■ Work to do: Look through the data for the string "JSON". Copy every line where it is found.

■ Source material:
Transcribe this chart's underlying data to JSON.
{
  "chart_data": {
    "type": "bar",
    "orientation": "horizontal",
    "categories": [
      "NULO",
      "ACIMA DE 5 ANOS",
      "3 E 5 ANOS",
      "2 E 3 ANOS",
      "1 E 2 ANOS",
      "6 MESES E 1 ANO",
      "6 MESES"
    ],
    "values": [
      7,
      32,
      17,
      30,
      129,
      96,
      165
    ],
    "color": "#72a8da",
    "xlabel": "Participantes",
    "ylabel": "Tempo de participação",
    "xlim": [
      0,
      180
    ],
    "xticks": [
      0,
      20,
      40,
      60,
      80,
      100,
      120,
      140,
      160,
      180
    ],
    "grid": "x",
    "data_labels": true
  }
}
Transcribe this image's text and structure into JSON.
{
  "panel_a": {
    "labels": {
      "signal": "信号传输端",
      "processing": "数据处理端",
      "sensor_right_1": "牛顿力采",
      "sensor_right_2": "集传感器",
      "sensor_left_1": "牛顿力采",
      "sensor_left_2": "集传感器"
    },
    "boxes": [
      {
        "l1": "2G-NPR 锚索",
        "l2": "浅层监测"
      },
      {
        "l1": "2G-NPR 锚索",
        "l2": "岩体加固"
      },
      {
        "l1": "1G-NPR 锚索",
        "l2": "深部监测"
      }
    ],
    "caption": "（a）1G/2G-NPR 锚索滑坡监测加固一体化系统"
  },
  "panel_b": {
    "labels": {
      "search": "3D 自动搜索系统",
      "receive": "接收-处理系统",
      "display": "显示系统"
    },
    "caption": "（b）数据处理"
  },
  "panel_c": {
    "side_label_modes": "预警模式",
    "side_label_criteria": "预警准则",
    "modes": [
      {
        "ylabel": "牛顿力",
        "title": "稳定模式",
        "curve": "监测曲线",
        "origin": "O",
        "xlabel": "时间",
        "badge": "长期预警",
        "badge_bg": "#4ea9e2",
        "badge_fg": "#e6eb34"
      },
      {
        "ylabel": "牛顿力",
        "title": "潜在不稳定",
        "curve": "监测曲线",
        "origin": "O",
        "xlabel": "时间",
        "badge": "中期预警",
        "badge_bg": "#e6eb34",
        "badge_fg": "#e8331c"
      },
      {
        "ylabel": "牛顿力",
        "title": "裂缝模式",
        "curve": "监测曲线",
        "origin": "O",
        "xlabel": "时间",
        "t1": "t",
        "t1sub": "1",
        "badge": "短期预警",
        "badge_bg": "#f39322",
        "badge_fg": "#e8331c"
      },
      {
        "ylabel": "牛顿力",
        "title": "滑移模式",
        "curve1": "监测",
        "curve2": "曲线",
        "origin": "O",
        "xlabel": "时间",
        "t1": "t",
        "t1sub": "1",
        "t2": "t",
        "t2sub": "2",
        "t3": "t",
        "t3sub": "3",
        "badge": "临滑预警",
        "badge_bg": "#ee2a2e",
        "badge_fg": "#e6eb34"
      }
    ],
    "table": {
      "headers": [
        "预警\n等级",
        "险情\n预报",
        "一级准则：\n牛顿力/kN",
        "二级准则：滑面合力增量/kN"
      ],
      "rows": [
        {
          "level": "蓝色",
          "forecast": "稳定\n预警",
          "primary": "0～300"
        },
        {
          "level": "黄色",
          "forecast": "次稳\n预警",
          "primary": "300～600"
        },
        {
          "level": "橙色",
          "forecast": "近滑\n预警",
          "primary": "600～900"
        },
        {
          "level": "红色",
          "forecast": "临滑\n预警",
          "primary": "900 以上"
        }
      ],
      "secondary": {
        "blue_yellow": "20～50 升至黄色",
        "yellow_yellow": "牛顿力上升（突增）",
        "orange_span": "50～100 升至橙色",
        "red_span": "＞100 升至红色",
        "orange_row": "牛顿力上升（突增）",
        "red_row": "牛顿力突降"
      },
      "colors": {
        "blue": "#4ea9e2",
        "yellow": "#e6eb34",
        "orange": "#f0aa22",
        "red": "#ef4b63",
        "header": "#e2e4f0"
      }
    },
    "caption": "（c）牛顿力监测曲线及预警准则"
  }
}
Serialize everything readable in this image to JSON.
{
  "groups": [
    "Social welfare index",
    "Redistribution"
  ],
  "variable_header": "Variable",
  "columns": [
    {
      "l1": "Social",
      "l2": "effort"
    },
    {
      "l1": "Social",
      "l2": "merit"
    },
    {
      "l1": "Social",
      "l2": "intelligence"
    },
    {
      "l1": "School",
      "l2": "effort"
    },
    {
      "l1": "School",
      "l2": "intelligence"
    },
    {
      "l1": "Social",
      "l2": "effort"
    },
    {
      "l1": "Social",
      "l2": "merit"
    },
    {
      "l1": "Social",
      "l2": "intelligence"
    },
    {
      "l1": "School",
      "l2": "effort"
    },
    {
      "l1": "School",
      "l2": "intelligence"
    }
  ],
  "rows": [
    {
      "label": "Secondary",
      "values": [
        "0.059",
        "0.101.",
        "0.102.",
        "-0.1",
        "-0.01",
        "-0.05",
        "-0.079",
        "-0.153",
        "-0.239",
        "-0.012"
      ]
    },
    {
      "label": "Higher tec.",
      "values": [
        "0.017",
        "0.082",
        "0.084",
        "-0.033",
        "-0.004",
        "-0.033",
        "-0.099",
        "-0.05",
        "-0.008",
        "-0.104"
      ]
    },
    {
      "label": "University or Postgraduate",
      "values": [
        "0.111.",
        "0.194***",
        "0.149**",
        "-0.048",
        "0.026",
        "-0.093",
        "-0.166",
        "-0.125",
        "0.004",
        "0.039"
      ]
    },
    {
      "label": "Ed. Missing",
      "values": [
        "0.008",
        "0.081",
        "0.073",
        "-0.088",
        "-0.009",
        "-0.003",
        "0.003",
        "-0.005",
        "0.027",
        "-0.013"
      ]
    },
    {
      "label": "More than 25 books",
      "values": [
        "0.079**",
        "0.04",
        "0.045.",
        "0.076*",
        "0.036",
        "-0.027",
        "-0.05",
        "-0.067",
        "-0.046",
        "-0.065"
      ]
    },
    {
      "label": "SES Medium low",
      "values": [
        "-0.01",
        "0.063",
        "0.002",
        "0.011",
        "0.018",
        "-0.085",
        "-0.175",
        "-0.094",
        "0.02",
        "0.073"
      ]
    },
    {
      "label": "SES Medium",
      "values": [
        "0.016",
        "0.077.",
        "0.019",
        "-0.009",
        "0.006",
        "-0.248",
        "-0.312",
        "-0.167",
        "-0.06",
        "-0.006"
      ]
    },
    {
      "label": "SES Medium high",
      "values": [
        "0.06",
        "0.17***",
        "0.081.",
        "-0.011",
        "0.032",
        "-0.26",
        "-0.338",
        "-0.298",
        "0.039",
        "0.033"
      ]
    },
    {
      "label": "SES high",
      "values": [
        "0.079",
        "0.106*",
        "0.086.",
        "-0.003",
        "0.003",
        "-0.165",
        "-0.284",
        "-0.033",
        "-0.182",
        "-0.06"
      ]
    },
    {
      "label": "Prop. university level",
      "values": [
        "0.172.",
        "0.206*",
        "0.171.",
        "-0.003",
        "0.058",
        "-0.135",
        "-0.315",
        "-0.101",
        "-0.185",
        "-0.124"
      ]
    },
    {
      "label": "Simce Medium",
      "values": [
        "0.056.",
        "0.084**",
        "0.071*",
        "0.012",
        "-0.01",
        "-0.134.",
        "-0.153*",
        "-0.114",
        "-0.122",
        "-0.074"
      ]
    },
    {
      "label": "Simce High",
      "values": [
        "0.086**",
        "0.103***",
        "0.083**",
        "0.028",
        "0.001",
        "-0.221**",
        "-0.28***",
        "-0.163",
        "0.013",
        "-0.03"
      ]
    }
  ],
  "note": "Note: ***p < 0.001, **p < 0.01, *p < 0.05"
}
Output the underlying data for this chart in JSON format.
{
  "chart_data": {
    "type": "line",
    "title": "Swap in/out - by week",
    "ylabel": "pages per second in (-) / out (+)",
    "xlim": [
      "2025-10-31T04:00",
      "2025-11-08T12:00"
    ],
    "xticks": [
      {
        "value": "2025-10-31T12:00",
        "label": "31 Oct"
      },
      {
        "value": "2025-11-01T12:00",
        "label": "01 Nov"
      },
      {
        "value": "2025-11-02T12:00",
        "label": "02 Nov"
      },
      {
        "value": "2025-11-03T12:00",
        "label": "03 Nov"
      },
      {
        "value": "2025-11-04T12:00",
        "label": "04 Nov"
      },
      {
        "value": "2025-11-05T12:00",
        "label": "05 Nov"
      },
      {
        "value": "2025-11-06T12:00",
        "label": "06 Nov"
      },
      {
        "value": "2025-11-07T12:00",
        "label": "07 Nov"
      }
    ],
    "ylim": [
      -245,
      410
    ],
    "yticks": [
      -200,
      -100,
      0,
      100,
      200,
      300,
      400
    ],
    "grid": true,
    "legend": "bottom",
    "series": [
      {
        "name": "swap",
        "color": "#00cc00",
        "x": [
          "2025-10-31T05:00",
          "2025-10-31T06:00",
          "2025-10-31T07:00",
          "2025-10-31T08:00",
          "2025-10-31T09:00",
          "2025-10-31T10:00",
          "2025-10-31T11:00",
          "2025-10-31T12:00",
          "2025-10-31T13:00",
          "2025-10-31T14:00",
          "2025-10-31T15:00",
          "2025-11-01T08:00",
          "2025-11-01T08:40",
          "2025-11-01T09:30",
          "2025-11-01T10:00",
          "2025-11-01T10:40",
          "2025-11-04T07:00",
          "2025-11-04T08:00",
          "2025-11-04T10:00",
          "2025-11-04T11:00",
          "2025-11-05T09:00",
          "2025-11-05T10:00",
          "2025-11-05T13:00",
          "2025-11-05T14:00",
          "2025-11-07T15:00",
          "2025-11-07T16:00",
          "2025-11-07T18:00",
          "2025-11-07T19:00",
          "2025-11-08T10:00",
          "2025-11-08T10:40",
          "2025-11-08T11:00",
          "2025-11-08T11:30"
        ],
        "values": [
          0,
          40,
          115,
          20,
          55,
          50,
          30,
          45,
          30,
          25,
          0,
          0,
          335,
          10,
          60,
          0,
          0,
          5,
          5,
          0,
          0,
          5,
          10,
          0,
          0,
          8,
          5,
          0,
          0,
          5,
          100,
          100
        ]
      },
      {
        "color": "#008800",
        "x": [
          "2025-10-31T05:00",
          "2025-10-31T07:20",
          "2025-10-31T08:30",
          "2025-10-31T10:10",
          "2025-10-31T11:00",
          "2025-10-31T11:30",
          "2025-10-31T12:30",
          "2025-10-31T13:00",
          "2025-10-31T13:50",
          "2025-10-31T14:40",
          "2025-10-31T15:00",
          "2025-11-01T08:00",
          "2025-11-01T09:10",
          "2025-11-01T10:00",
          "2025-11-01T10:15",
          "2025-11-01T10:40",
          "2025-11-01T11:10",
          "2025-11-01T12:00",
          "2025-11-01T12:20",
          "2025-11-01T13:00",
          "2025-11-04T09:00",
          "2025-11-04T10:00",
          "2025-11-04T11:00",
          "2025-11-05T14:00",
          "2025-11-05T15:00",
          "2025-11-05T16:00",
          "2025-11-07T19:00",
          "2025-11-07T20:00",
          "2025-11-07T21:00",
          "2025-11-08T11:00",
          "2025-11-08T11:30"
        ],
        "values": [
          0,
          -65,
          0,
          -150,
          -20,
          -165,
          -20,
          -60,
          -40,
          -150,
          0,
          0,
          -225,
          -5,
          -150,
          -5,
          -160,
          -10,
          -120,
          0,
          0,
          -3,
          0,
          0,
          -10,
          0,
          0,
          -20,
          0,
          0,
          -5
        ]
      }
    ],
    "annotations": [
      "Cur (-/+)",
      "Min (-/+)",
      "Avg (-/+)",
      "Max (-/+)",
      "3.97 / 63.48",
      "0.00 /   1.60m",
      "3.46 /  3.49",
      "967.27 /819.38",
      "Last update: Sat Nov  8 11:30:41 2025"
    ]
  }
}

■ Response to this task:
Transcribe this chart's underlying data to JSON.
Transcribe this image's text and structure into JSON.
Serialize everything readable in this image to JSON.
Output the underlying data for this chart in JSON format.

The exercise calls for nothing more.